Working data:
================

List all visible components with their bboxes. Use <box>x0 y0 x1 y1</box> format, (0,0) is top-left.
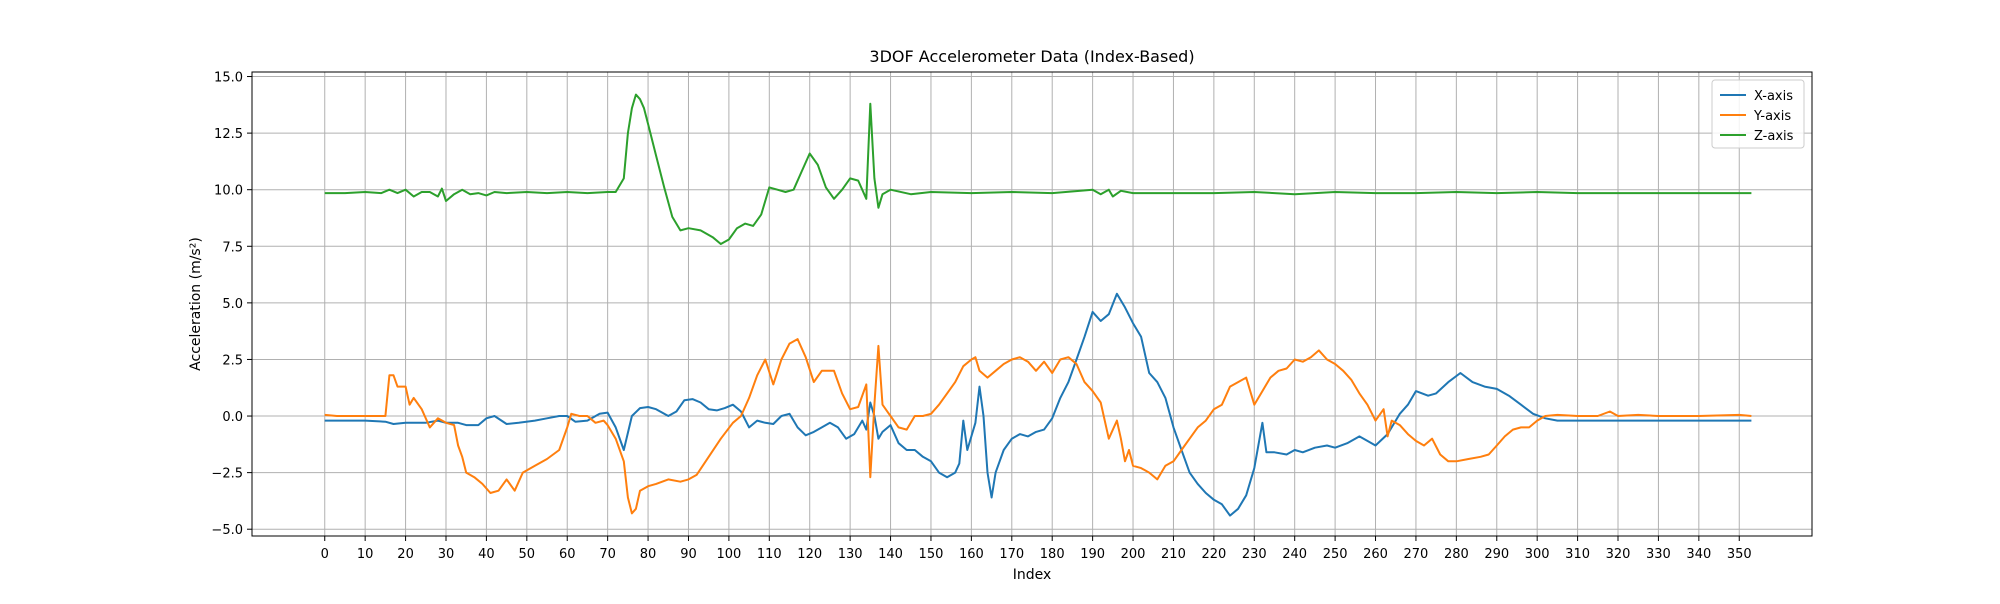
x-tick-label: 40 <box>478 547 495 562</box>
x-tick-label: 310 <box>1565 547 1590 562</box>
x-tick-label: 110 <box>757 547 782 562</box>
x-tick-label: 60 <box>559 547 576 562</box>
grid <box>252 72 1812 536</box>
x-tick-label: 190 <box>1080 547 1105 562</box>
legend-label: X-axis <box>1754 89 1793 104</box>
y-tick-label: 0.0 <box>222 410 243 425</box>
series-lines <box>324 93 1752 517</box>
x-tick-label: 130 <box>838 547 863 562</box>
x-tick-label: 170 <box>999 547 1024 562</box>
legend-box <box>1711 79 1805 149</box>
x-tick-label: 350 <box>1727 547 1752 562</box>
x-tick-label: 250 <box>1323 547 1348 562</box>
x-axis-ticks: 0 10 20 30 40 50 60 70 80 90 100 110 120 130 140 150 160… <box>321 536 1752 562</box>
x-tick-label: 140 <box>878 547 903 562</box>
x-tick-label: 150 <box>919 547 944 562</box>
y-axis-label: Acceleration (m/s²) <box>188 237 204 371</box>
x-tick-label: 180 <box>1040 547 1065 562</box>
x-tick-label: 220 <box>1201 547 1226 562</box>
x-tick-label: 90 <box>680 547 697 562</box>
x-tick-label: 280 <box>1444 547 1469 562</box>
series-line-x-axis <box>324 292 1752 517</box>
y-tick-label: 7.5 <box>222 240 243 255</box>
y-tick-label: 15.0 <box>214 71 243 86</box>
x-tick-label: 100 <box>716 547 741 562</box>
x-tick-label: 270 <box>1404 547 1429 562</box>
x-tick-label: 290 <box>1484 547 1509 562</box>
x-tick-label: 10 <box>357 547 374 562</box>
x-tick-label: 50 <box>519 547 536 562</box>
x-tick-label: 20 <box>397 547 414 562</box>
legend-label: Z-axis <box>1754 129 1794 144</box>
x-tick-label: 330 <box>1646 547 1671 562</box>
x-tick-label: 200 <box>1121 547 1146 562</box>
series-line-z-axis <box>324 93 1752 245</box>
x-tick-label: 230 <box>1242 547 1267 562</box>
x-tick-label: 340 <box>1686 547 1711 562</box>
y-tick-label: −5.0 <box>211 523 243 538</box>
y-tick-label: −2.5 <box>211 467 243 482</box>
y-tick-label: 2.5 <box>222 353 243 368</box>
x-tick-label: 160 <box>959 547 984 562</box>
x-tick-label: 80 <box>640 547 657 562</box>
x-tick-label: 0 <box>321 547 329 562</box>
plot-frame <box>251 71 1813 537</box>
x-tick-label: 260 <box>1363 547 1388 562</box>
series-line-y-axis <box>324 338 1752 515</box>
x-tick-label: 240 <box>1282 547 1307 562</box>
x-tick-label: 120 <box>797 547 822 562</box>
y-tick-label: 5.0 <box>222 297 243 312</box>
x-tick-label: 70 <box>599 547 616 562</box>
x-tick-label: 320 <box>1606 547 1631 562</box>
legend: X-axis Y-axis Z-axis <box>1711 79 1805 149</box>
x-tick-label: 210 <box>1161 547 1186 562</box>
x-tick-label: 30 <box>438 547 455 562</box>
y-tick-label: 12.5 <box>214 127 243 142</box>
x-axis-label: Index <box>1013 567 1052 583</box>
y-axis-ticks: −5.0 −2.5 0.0 2.5 5.0 7.5 10.0 12.5 15.0 <box>211 71 252 538</box>
x-tick-label: 300 <box>1525 547 1550 562</box>
legend-label: Y-axis <box>1753 109 1791 124</box>
y-tick-label: 10.0 <box>214 184 243 199</box>
chart-title: 3DOF Accelerometer Data (Index-Based) <box>869 47 1194 66</box>
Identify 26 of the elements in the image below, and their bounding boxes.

================

Exercise details: Render all lines of the records above as a numbered list, leaving out blank lines and omitting the pictures.

Written solution:
1. List all visible components with their bboxes. Use <box>x0 y0 x1 y1</box> format, (0,0) is top-left.
2. x-tick-label: 40 <box>478 547 495 562</box>
3. x-tick-label: 310 <box>1565 547 1590 562</box>
4. x-tick-label: 110 <box>757 547 782 562</box>
5. x-tick-label: 60 <box>559 547 576 562</box>
6. grid <box>252 72 1812 536</box>
7. x-tick-label: 190 <box>1080 547 1105 562</box>
8. legend-label: X-axis <box>1754 89 1793 104</box>
9. y-tick-label: 0.0 <box>222 410 243 425</box>
10. series-lines <box>324 93 1752 517</box>
11. x-tick-label: 130 <box>838 547 863 562</box>
12. x-tick-label: 170 <box>999 547 1024 562</box>
13. legend-box <box>1711 79 1805 149</box>
14. x-tick-label: 350 <box>1727 547 1752 562</box>
15. x-tick-label: 250 <box>1323 547 1348 562</box>
16. x-axis-ticks: 0 10 20 30 40 50 60 70 80 90 100 110 120 130 140 150 160… <box>321 536 1752 562</box>
17. x-tick-label: 140 <box>878 547 903 562</box>
18. x-tick-label: 150 <box>919 547 944 562</box>
19. y-axis-label: Acceleration (m/s²) <box>188 237 204 371</box>
20. x-tick-label: 180 <box>1040 547 1065 562</box>
21. x-tick-label: 220 <box>1201 547 1226 562</box>
22. x-tick-label: 90 <box>680 547 697 562</box>
23. x-tick-label: 280 <box>1444 547 1469 562</box>
24. series-line-x-axis <box>324 292 1752 517</box>
25. y-tick-label: 7.5 <box>222 240 243 255</box>
26. y-tick-label: 15.0 <box>214 71 243 86</box>
27. x-tick-label: 100 <box>716 547 741 562</box>
28. x-tick-label: 270 <box>1404 547 1429 562</box>
29. x-tick-label: 290 <box>1484 547 1509 562</box>
30. x-tick-label: 10 <box>357 547 374 562</box>
31. x-tick-label: 50 <box>519 547 536 562</box>
32. x-tick-label: 20 <box>397 547 414 562</box>
33. legend-label: Z-axis <box>1754 129 1794 144</box>
34. x-tick-label: 330 <box>1646 547 1671 562</box>
35. x-tick-label: 200 <box>1121 547 1146 562</box>
36. series-line-z-axis <box>324 93 1752 245</box>
37. x-tick-label: 230 <box>1242 547 1267 562</box>
38. x-tick-label: 340 <box>1686 547 1711 562</box>
39. y-tick-label: −5.0 <box>211 523 243 538</box>
40. y-tick-label: −2.5 <box>211 467 243 482</box>
41. y-tick-label: 2.5 <box>222 353 243 368</box>
42. x-tick-label: 160 <box>959 547 984 562</box>
43. x-tick-label: 80 <box>640 547 657 562</box>
44. x-tick-label: 0 <box>321 547 329 562</box>
45. plot-frame <box>251 71 1813 537</box>
46. x-tick-label: 260 <box>1363 547 1388 562</box>
47. series-line-y-axis <box>324 338 1752 515</box>
48. x-tick-label: 240 <box>1282 547 1307 562</box>
49. x-tick-label: 120 <box>797 547 822 562</box>
50. y-tick-label: 5.0 <box>222 297 243 312</box>
51. x-tick-label: 70 <box>599 547 616 562</box>
52. x-tick-label: 320 <box>1606 547 1631 562</box>
53. legend: X-axis Y-axis Z-axis <box>1711 79 1805 149</box>
54. x-tick-label: 210 <box>1161 547 1186 562</box>
55. x-tick-label: 30 <box>438 547 455 562</box>
56. y-tick-label: 12.5 <box>214 127 243 142</box>
57. x-axis-label: Index <box>1013 567 1052 583</box>
58. y-axis-ticks: −5.0 −2.5 0.0 2.5 5.0 7.5 10.0 12.5 15.0 <box>211 71 252 538</box>
59. x-tick-label: 300 <box>1525 547 1550 562</box>
60. legend-label: Y-axis <box>1753 109 1791 124</box>
61. y-tick-label: 10.0 <box>214 184 243 199</box>
62. chart-title: 3DOF Accelerometer Data (Index-Based) <box>869 47 1194 66</box>
63. Identify 26 of the elements in the image below, and their bounding boxes.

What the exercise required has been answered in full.